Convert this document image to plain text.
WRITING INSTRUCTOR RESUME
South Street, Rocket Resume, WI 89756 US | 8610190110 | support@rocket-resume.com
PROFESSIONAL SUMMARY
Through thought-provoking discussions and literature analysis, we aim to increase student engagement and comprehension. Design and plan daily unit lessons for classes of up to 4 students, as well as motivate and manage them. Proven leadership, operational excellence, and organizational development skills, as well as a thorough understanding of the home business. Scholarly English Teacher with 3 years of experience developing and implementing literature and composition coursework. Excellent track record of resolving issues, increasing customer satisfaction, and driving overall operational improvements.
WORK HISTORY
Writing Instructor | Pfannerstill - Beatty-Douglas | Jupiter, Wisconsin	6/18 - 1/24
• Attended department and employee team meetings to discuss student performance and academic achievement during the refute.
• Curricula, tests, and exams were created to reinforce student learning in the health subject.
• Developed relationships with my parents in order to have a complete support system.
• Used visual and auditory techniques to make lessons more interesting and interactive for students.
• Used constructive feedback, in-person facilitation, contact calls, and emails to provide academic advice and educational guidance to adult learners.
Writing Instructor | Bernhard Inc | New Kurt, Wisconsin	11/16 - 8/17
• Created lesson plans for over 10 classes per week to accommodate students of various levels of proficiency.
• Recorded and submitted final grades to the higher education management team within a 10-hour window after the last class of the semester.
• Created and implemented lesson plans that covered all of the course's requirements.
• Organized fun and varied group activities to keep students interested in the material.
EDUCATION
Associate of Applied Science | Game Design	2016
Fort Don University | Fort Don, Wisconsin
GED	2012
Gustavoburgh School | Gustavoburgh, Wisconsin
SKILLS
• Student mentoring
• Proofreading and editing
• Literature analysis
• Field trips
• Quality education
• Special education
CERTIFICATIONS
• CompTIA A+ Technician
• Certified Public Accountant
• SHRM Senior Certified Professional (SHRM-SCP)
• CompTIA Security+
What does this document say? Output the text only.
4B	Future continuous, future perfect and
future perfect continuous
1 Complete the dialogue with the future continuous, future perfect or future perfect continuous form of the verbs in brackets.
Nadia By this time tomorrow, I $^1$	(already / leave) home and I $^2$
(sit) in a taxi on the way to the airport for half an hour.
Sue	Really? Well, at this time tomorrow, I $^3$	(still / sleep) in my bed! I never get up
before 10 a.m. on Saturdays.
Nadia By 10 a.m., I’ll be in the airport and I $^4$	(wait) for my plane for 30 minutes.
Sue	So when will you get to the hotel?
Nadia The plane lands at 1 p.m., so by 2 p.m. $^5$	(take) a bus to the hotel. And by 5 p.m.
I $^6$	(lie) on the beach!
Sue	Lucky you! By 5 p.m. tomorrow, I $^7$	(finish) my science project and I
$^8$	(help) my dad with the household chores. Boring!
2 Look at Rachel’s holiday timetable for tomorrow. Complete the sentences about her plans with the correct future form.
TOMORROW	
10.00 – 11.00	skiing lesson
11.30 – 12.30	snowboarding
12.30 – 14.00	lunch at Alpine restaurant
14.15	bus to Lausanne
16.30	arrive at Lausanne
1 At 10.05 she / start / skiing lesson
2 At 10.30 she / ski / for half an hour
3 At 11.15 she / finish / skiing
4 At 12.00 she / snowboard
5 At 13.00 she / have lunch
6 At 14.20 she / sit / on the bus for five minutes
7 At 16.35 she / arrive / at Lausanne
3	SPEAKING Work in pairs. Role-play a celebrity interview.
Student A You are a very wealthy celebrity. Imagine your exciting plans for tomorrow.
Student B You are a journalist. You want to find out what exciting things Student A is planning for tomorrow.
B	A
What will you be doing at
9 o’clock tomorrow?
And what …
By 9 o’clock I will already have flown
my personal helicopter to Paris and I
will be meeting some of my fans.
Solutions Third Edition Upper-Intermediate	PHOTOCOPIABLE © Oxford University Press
★ ★ ★ ★ ★ ★ ★
Write out the complete set of records exactly as given.

Convert this document image to plain text.
WRITING INSTRUCTOR RESUME
South Street, Rocket Resume, WI 89756 US | 8610190110 | support@rocket-resume.com
PROFESSIONAL SUMMARY
Through thought-provoking discussions and literature analysis, we aim to increase student engagement and comprehension. Design and plan daily unit lessons for classes of up to 4 students, as well as motivate and manage them. Proven leadership, operational excellence, and organizational development skills, as well as a thorough understanding of the home business. Scholarly English Teacher with 3 years of experience developing and implementing literature and composition coursework. Excellent track record of resolving issues, increasing customer satisfaction, and driving overall operational improvements.
WORK HISTORY
Writing Instructor | Pfannerstill - Beatty-Douglas | Jupiter, Wisconsin	6/18 - 1/24
• Attended department and employee team meetings to discuss student performance and academic achievement during the refute.
• Curricula, tests, and exams were created to reinforce student learning in the health subject.
• Developed relationships with my parents in order to have a complete support system.
• Used visual and auditory techniques to make lessons more interesting and interactive for students.
• Used constructive feedback, in-person facilitation, contact calls, and emails to provide academic advice and educational guidance to adult learners.
Writing Instructor | Bernhard Inc | New Kurt, Wisconsin	11/16 - 8/17
• Created lesson plans for over 10 classes per week to accommodate students of various levels of proficiency.
• Recorded and submitted final grades to the higher education management team within a 10-hour window after the last class of the semester.
• Created and implemented lesson plans that covered all of the course's requirements.
• Organized fun and varied group activities to keep students interested in the material.
EDUCATION
Associate of Applied Science | Game Design	2016
Fort Don University | Fort Don, Wisconsin
GED	2012
Gustavoburgh School | Gustavoburgh, Wisconsin
SKILLS
• Student mentoring
• Proofreading and editing
• Literature analysis
• Field trips
• Quality education
• Special education
CERTIFICATIONS
• CompTIA A+ Technician
• Certified Public Accountant
• SHRM Senior Certified Professional (SHRM-SCP)
• CompTIA Security+
What does this document say? Output the text only.
4B	Future continuous, future perfect and
future perfect continuous
1 Complete the dialogue with the future continuous, future perfect or future perfect continuous form of the verbs in brackets.
Nadia By this time tomorrow, I $^1$	(already / leave) home and I $^2$
(sit) in a taxi on the way to the airport for half an hour.
Sue	Really? Well, at this time tomorrow, I $^3$	(still / sleep) in my bed! I never get up
before 10 a.m. on Saturdays.
Nadia By 10 a.m., I’ll be in the airport and I $^4$	(wait) for my plane for 30 minutes.
Sue	So when will you get to the hotel?
Nadia The plane lands at 1 p.m., so by 2 p.m. $^5$	(take) a bus to the hotel. And by 5 p.m.
I $^6$	(lie) on the beach!
Sue	Lucky you! By 5 p.m. tomorrow, I $^7$	(finish) my science project and I
$^8$	(help) my dad with the household chores. Boring!
2 Look at Rachel’s holiday timetable for tomorrow. Complete the sentences about her plans with the correct future form.
TOMORROW	
10.00 – 11.00	skiing lesson
11.30 – 12.30	snowboarding
12.30 – 14.00	lunch at Alpine restaurant
14.15	bus to Lausanne
16.30	arrive at Lausanne
1 At 10.05 she / start / skiing lesson
2 At 10.30 she / ski / for half an hour
3 At 11.15 she / finish / skiing
4 At 12.00 she / snowboard
5 At 13.00 she / have lunch
6 At 14.20 she / sit / on the bus for five minutes
7 At 16.35 she / arrive / at Lausanne
3	SPEAKING Work in pairs. Role-play a celebrity interview.
Student A You are a very wealthy celebrity. Imagine your exciting plans for tomorrow.
Student B You are a journalist. You want to find out what exciting things Student A is planning for tomorrow.
B	A
What will you be doing at
9 o’clock tomorrow?
And what …
By 9 o’clock I will already have flown
my personal helicopter to Paris and I
will be meeting some of my fans.
Solutions Third Edition Upper-Intermediate	PHOTOCOPIABLE © Oxford University Press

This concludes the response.